→ Aim: Return the full material exactly.

→ Stored data:
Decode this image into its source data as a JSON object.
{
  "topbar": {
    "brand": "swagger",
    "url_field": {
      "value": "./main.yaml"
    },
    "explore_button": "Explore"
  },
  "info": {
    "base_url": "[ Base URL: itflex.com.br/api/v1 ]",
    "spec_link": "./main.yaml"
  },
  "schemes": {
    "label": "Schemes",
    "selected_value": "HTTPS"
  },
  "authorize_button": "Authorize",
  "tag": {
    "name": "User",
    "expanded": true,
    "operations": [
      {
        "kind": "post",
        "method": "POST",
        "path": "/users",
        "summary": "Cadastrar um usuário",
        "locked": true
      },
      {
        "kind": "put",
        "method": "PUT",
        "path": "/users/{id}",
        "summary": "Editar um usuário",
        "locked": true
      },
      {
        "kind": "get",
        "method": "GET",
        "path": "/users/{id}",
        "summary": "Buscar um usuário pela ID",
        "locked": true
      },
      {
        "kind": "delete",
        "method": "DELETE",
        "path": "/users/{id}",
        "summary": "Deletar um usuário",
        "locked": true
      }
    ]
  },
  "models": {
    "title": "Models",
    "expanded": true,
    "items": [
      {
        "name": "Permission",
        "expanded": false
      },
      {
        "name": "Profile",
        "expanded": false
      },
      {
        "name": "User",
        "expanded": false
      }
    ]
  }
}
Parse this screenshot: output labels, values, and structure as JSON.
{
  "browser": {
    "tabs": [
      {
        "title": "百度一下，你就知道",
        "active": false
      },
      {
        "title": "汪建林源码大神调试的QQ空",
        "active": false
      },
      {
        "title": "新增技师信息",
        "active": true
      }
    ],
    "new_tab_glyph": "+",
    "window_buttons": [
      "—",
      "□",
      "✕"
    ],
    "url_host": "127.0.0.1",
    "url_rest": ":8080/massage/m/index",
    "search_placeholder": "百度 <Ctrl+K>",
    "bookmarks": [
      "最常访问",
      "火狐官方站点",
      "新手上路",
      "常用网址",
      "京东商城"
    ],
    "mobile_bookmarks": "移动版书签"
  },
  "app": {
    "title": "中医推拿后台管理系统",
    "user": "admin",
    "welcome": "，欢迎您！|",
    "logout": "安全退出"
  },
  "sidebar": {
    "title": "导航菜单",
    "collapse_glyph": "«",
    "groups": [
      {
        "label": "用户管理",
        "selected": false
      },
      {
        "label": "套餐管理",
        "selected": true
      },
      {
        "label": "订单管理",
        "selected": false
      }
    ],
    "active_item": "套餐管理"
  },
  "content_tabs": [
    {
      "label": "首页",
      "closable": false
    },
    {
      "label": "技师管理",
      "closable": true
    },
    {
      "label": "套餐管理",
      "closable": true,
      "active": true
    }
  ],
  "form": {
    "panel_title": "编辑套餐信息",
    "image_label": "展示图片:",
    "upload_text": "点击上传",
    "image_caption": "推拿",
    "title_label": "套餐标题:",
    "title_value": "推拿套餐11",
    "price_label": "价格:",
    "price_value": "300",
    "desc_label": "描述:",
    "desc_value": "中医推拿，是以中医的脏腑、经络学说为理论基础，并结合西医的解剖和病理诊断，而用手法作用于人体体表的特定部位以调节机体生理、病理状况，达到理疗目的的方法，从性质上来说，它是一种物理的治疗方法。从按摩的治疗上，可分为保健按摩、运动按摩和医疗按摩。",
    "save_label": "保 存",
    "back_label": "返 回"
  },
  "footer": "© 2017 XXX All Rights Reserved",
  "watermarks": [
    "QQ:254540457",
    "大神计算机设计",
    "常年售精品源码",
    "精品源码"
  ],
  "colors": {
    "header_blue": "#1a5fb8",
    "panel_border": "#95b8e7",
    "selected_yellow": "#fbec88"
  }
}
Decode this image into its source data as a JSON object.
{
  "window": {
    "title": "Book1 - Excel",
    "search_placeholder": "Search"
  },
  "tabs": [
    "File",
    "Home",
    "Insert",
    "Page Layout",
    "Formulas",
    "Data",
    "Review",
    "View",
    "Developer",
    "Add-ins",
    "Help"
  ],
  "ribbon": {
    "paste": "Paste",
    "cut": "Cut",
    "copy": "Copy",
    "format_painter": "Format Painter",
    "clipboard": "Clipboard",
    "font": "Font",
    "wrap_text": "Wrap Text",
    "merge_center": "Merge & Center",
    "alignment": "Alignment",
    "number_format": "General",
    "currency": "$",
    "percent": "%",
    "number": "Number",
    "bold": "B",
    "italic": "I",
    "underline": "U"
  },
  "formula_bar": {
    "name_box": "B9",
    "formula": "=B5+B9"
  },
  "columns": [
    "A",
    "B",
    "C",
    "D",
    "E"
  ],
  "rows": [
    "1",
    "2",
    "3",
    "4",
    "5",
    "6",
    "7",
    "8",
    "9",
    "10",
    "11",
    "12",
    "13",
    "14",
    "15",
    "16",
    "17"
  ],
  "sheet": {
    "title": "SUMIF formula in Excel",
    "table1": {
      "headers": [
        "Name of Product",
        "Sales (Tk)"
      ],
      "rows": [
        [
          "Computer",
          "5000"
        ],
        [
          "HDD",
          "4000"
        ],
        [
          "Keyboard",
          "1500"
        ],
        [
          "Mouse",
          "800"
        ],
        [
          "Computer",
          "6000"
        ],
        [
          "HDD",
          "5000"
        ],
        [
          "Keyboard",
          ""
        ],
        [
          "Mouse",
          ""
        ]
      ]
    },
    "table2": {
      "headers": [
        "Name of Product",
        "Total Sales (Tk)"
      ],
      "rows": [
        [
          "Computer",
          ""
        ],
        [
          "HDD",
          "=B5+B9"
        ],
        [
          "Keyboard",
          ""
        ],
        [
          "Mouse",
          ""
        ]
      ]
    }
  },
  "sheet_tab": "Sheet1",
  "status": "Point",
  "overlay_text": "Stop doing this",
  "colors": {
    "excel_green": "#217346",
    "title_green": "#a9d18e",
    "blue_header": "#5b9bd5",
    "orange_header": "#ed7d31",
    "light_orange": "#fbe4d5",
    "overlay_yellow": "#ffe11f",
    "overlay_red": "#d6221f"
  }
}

→ Reply:
Decode this image into its source data as a JSON object.
{
  "topbar": {
    "brand": "swagger",
    "url_field": {
      "value": "./main.yaml"
    },
    "explore_button": "Explore"
  },
  "info": {
    "base_url": "[ Base URL: itflex.com.br/api/v1 ]",
    "spec_link": "./main.yaml"
  },
  "schemes": {
    "label": "Schemes",
    "selected_value": "HTTPS"
  },
  "authorize_button": "Authorize",
  "tag": {
    "name": "User",
    "expanded": true,
    "operations": [
      {
        "kind": "post",
        "method": "POST",
        "path": "/users",
        "summary": "Cadastrar um usuário",
        "locked": true
      },
      {
        "kind": "put",
        "method": "PUT",
        "path": "/users/{id}",
        "summary": "Editar um usuário",
        "locked": true
      },
      {
        "kind": "get",
        "method": "GET",
        "path": "/users/{id}",
        "summary": "Buscar um usuário pela ID",
        "locked": true
      },
      {
        "kind": "delete",
        "method": "DELETE",
        "path": "/users/{id}",
        "summary": "Deletar um usuário",
        "locked": true
      }
    ]
  },
  "models": {
    "title": "Models",
    "expanded": true,
    "items": [
      {
        "name": "Permission",
        "expanded": false
      },
      {
        "name": "Profile",
        "expanded": false
      },
      {
        "name": "User",
        "expanded": false
      }
    ]
  }
}
Parse this screenshot: output labels, values, and structure as JSON.
{
  "browser": {
    "tabs": [
      {
        "title": "百度一下，你就知道",
        "active": false
      },
      {
        "title": "汪建林源码大神调试的QQ空",
        "active": false
      },
      {
        "title": "新增技师信息",
        "active": true
      }
    ],
    "new_tab_glyph": "+",
    "window_buttons": [
      "—",
      "□",
      "✕"
    ],
    "url_host": "127.0.0.1",
    "url_rest": ":8080/massage/m/index",
    "search_placeholder": "百度 <Ctrl+K>",
    "bookmarks": [
      "最常访问",
      "火狐官方站点",
      "新手上路",
      "常用网址",
      "京东商城"
    ],
    "mobile_bookmarks": "移动版书签"
  },
  "app": {
    "title": "中医推拿后台管理系统",
    "user": "admin",
    "welcome": "，欢迎您！|",
    "logout": "安全退出"
  },
  "sidebar": {
    "title": "导航菜单",
    "collapse_glyph": "«",
    "groups": [
      {
        "label": "用户管理",
        "selected": false
      },
      {
        "label": "套餐管理",
        "selected": true
      },
      {
        "label": "订单管理",
        "selected": false
      }
    ],
    "active_item": "套餐管理"
  },
  "content_tabs": [
    {
      "label": "首页",
      "closable": false
    },
    {
      "label": "技师管理",
      "closable": true
    },
    {
      "label": "套餐管理",
      "closable": true,
      "active": true
    }
  ],
  "form": {
    "panel_title": "编辑套餐信息",
    "image_label": "展示图片:",
    "upload_text": "点击上传",
    "image_caption": "推拿",
    "title_label": "套餐标题:",
    "title_value": "推拿套餐11",
    "price_label": "价格:",
    "price_value": "300",
    "desc_label": "描述:",
    "desc_value": "中医推拿，是以中医的脏腑、经络学说为理论基础，并结合西医的解剖和病理诊断，而用手法作用于人体体表的特定部位以调节机体生理、病理状况，达到理疗目的的方法，从性质上来说，它是一种物理的治疗方法。从按摩的治疗上，可分为保健按摩、运动按摩和医疗按摩。",
    "save_label": "保 存",
    "back_label": "返 回"
  },
  "footer": "© 2017 XXX All Rights Reserved",
  "watermarks": [
    "QQ:254540457",
    "大神计算机设计",
    "常年售精品源码",
    "精品源码"
  ],
  "colors": {
    "header_blue": "#1a5fb8",
    "panel_border": "#95b8e7",
    "selected_yellow": "#fbec88"
  }
}
Decode this image into its source data as a JSON object.
{
  "window": {
    "title": "Book1 - Excel",
    "search_placeholder": "Search"
  },
  "tabs": [
    "File",
    "Home",
    "Insert",
    "Page Layout",
    "Formulas",
    "Data",
    "Review",
    "View",
    "Developer",
    "Add-ins",
    "Help"
  ],
  "ribbon": {
    "paste": "Paste",
    "cut": "Cut",
    "copy": "Copy",
    "format_painter": "Format Painter",
    "clipboard": "Clipboard",
    "font": "Font",
    "wrap_text": "Wrap Text",
    "merge_center": "Merge & Center",
    "alignment": "Alignment",
    "number_format": "General",
    "currency": "$",
    "percent": "%",
    "number": "Number",
    "bold": "B",
    "italic": "I",
    "underline": "U"
  },
  "formula_bar": {
    "name_box": "B9",
    "formula": "=B5+B9"
  },
  "columns": [
    "A",
    "B",
    "C",
    "D",
    "E"
  ],
  "rows": [
    "1",
    "2",
    "3",
    "4",
    "5",
    "6",
    "7",
    "8",
    "9",
    "10",
    "11",
    "12",
    "13",
    "14",
    "15",
    "16",
    "17"
  ],
  "sheet": {
    "title": "SUMIF formula in Excel",
    "table1": {
      "headers": [
        "Name of Product",
        "Sales (Tk)"
      ],
      "rows": [
        [
          "Computer",
          "5000"
        ],
        [
          "HDD",
          "4000"
        ],
        [
          "Keyboard",
          "1500"
        ],
        [
          "Mouse",
          "800"
        ],
        [
          "Computer",
          "6000"
        ],
        [
          "HDD",
          "5000"
        ],
        [
          "Keyboard",
          ""
        ],
        [
          "Mouse",
          ""
        ]
      ]
    },
    "table2": {
      "headers": [
        "Name of Product",
        "Total Sales (Tk)"
      ],
      "rows": [
        [
          "Computer",
          ""
        ],
        [
          "HDD",
          "=B5+B9"
        ],
        [
          "Keyboard",
          ""
        ],
        [
          "Mouse",
          ""
        ]
      ]
    }
  },
  "sheet_tab": "Sheet1",
  "status": "Point",
  "overlay_text": "Stop doing this",
  "colors": {
    "excel_green": "#217346",
    "title_green": "#a9d18e",
    "blue_header": "#5b9bd5",
    "orange_header": "#ed7d31",
    "light_orange": "#fbe4d5",
    "overlay_yellow": "#ffe11f",
    "overlay_red": "#d6221f"
  }
}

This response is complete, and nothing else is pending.